Search the listing below for the string "shortcut" and show each line that contains it.
-- BEGIN MATERIAL FOR THIS TASK --
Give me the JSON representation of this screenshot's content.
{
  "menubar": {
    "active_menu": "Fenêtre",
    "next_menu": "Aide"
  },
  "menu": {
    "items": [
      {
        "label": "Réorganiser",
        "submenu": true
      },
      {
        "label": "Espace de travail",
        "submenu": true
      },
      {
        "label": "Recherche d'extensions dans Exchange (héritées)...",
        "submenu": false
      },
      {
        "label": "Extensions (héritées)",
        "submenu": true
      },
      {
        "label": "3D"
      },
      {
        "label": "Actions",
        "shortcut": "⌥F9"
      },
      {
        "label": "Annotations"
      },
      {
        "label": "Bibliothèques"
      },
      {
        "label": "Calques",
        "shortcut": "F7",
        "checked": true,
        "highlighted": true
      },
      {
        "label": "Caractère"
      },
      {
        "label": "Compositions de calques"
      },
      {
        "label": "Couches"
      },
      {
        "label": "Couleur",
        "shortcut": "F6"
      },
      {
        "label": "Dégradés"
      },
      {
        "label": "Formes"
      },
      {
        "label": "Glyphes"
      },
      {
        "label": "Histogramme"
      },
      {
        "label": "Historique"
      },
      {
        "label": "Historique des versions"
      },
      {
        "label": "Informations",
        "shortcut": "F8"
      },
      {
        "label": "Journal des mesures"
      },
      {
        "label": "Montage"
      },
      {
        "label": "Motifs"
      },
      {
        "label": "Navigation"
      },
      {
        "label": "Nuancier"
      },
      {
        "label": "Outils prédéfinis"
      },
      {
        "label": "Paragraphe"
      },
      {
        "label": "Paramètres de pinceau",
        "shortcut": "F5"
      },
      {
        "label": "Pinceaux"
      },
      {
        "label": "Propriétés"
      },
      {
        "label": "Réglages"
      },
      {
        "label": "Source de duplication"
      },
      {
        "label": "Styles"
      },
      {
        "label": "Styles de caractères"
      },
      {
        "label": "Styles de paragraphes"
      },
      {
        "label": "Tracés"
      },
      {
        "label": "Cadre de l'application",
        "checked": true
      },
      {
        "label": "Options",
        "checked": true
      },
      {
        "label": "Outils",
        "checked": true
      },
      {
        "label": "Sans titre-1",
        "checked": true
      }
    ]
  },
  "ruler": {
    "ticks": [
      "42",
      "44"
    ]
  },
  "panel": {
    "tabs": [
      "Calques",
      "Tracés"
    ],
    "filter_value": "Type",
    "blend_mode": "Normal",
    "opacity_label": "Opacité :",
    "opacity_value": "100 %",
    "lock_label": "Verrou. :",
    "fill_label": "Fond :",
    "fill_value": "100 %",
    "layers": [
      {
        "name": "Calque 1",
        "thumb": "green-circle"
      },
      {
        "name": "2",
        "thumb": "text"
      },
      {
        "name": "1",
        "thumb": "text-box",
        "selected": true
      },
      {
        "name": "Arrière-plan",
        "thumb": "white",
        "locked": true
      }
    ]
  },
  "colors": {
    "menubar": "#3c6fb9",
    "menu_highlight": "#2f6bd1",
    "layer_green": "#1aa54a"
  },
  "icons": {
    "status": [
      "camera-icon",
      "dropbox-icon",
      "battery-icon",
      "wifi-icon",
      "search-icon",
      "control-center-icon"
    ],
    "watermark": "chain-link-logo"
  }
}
-- END MATERIAL FOR THIS TASK --
■ TASK RESULT:
        "shortcut": "⌥F9"
        "shortcut": "F7",
        "shortcut": "F6"
        "shortcut": "F8"
        "shortcut": "F5"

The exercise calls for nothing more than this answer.